TO BE DONE.
Check each line of the entries below for the string "this"; copy every line where it appears.
^^^^^^^^
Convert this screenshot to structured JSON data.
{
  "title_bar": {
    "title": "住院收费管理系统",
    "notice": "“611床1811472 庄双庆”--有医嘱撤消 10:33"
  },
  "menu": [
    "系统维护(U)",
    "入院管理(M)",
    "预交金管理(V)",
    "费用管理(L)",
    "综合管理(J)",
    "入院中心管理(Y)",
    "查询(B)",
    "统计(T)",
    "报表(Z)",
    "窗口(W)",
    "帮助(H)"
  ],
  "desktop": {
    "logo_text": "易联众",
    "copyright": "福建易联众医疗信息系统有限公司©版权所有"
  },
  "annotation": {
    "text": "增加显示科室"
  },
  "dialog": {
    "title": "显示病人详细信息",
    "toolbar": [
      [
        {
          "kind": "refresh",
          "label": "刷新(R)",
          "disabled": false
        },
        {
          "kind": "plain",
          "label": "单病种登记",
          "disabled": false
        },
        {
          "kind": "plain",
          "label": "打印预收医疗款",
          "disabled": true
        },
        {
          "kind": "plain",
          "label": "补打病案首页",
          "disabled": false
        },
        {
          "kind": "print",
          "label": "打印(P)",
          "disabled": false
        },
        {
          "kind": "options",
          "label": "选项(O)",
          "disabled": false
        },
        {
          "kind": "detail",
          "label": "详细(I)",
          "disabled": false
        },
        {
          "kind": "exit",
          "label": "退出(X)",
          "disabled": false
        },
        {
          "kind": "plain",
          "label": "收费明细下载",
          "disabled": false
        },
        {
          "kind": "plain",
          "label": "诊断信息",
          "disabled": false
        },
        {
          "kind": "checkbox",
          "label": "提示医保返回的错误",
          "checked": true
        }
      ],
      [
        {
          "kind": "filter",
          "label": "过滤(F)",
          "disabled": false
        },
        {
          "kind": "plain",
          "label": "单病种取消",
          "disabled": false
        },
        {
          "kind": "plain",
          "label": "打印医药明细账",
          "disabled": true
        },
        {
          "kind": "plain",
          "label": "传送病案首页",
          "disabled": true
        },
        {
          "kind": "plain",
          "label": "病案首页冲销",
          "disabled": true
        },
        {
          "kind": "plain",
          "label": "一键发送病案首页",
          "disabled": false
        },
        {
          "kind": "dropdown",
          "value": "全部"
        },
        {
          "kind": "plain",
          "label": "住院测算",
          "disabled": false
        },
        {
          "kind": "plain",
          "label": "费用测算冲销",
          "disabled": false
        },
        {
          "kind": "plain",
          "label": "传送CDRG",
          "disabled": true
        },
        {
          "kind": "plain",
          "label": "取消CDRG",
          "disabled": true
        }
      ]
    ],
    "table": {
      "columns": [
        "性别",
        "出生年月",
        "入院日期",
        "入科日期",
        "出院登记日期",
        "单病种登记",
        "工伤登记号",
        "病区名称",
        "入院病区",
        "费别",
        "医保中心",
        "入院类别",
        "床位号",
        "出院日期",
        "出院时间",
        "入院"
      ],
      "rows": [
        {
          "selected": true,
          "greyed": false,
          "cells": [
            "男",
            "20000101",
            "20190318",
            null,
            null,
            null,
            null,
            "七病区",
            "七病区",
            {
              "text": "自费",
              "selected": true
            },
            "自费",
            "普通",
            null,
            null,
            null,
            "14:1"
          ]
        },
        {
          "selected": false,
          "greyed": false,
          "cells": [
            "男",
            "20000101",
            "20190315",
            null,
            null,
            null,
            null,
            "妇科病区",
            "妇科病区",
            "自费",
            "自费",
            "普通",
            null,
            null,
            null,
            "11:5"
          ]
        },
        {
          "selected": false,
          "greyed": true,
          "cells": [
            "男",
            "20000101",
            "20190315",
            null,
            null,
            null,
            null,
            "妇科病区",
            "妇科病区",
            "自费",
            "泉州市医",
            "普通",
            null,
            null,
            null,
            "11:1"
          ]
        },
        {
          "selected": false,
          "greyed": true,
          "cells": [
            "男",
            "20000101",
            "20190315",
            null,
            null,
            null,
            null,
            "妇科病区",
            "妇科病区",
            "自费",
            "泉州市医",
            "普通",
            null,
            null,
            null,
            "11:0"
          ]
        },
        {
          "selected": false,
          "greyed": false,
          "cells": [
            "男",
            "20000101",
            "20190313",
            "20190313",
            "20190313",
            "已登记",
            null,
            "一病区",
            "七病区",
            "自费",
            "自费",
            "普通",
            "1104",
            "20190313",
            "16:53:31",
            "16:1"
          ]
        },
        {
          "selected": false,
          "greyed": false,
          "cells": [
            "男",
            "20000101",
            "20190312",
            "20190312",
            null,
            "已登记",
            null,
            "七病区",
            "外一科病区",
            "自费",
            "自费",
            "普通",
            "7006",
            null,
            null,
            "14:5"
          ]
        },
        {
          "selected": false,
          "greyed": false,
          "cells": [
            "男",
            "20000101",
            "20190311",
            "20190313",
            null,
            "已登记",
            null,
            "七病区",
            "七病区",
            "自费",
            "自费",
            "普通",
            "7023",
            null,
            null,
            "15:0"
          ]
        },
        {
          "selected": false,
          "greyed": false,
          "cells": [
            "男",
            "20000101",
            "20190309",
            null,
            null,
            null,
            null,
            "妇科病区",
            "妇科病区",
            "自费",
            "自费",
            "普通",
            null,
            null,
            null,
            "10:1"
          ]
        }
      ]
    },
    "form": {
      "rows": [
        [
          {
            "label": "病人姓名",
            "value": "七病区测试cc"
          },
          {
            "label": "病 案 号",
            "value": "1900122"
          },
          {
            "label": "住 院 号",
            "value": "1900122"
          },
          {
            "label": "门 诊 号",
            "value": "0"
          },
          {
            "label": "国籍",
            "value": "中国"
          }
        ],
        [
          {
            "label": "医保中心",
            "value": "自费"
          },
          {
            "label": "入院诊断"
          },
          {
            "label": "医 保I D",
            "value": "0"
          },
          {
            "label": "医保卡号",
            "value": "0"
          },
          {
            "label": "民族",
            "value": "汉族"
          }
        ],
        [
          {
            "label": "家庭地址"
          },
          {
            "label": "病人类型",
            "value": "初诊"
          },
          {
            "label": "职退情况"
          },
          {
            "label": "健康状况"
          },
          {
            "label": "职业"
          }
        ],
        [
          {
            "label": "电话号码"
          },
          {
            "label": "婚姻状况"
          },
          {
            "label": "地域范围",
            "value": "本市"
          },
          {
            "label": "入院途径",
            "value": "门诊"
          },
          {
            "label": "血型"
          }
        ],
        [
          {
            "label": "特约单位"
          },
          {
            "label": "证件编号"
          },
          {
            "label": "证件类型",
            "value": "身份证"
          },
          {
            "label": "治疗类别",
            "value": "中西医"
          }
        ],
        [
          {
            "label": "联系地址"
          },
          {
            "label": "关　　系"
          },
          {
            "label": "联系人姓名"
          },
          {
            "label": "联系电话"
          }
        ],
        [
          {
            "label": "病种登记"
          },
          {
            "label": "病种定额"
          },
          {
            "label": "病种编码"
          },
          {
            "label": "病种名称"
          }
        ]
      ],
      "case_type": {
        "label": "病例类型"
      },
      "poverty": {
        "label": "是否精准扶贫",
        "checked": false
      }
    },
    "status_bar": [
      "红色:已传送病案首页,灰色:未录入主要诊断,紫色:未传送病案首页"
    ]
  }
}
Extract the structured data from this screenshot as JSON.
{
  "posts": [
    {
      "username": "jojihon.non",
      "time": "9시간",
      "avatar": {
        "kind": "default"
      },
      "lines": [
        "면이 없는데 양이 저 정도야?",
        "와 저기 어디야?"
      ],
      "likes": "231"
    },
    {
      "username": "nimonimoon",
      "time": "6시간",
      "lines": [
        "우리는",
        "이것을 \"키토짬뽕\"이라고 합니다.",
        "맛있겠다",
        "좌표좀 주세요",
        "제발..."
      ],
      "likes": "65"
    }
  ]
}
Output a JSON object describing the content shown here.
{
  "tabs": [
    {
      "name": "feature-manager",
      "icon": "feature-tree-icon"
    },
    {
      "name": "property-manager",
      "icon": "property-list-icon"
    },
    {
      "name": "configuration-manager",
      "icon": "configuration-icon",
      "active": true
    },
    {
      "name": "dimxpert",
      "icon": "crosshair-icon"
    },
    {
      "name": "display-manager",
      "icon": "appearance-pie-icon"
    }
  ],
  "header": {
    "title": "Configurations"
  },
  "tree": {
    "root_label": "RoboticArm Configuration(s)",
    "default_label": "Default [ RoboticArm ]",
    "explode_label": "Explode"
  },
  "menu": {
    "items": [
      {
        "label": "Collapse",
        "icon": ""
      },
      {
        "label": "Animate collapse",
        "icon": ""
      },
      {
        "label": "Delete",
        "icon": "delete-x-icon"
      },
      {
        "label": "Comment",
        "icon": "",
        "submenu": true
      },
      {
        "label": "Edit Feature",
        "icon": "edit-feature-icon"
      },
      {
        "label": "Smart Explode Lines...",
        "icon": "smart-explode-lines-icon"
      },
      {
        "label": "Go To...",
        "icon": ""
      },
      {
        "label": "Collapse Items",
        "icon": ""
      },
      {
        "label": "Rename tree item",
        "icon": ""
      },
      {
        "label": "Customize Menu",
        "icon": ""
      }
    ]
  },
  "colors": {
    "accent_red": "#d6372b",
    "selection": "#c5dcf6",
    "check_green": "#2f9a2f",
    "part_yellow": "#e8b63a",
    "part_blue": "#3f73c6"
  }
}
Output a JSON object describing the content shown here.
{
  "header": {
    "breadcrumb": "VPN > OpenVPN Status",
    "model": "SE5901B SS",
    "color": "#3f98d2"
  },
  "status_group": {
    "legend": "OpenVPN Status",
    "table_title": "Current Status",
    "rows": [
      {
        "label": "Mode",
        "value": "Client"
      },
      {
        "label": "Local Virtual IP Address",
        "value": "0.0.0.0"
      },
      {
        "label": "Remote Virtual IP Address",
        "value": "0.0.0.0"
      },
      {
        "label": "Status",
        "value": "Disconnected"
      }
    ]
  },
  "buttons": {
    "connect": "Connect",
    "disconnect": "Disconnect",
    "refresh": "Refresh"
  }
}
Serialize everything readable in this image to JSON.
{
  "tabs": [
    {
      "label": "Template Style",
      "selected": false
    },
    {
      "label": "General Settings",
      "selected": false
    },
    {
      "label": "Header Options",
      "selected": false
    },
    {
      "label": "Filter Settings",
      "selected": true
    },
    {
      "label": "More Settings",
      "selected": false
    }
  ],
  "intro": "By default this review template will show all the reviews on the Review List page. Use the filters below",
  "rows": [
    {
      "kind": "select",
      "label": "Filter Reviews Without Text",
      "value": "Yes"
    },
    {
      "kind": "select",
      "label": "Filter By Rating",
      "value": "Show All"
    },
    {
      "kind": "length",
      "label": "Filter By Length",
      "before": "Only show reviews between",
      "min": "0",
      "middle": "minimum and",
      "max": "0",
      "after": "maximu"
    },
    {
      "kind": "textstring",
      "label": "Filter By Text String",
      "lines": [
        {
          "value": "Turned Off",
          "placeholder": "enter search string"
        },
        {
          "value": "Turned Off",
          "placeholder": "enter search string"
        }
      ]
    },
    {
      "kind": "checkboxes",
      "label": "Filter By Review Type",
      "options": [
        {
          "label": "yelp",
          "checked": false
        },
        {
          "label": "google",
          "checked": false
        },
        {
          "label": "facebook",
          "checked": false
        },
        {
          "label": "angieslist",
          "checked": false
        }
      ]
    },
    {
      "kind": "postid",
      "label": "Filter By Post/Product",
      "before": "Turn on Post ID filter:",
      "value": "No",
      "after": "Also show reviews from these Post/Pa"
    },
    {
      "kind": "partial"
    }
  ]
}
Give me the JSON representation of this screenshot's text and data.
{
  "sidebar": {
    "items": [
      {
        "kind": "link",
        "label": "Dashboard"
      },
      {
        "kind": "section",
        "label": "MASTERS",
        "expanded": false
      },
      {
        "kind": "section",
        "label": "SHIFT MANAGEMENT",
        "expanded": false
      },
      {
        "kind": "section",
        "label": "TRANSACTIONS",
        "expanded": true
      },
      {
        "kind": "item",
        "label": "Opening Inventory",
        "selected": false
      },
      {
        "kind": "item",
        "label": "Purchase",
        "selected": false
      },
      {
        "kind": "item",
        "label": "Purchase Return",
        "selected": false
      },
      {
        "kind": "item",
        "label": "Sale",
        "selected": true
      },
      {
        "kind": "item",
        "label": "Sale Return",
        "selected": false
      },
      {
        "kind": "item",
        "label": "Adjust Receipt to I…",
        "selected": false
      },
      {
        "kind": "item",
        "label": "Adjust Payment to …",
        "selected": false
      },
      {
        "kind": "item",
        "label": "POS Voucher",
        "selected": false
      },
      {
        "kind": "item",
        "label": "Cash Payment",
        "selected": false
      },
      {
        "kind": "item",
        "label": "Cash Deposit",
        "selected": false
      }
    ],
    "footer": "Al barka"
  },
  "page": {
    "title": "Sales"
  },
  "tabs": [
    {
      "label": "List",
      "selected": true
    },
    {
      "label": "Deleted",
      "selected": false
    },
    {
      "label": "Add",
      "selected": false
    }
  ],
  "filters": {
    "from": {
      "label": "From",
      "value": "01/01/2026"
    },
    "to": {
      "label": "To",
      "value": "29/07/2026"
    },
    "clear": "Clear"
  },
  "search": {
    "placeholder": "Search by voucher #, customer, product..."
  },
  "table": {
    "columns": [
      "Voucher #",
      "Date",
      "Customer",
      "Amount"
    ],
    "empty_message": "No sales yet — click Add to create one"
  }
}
^^^^^^^^
SOLUTION BELOW.
Convert this screenshot to structured JSON data.
Extract the structured data from this screenshot as JSON.
Serialize everything readable in this image to JSON.
  "intro": "By default this review template will show all the reviews on the Review List page. Use the filters below",
Give me the JSON representation of this screenshot's text and data.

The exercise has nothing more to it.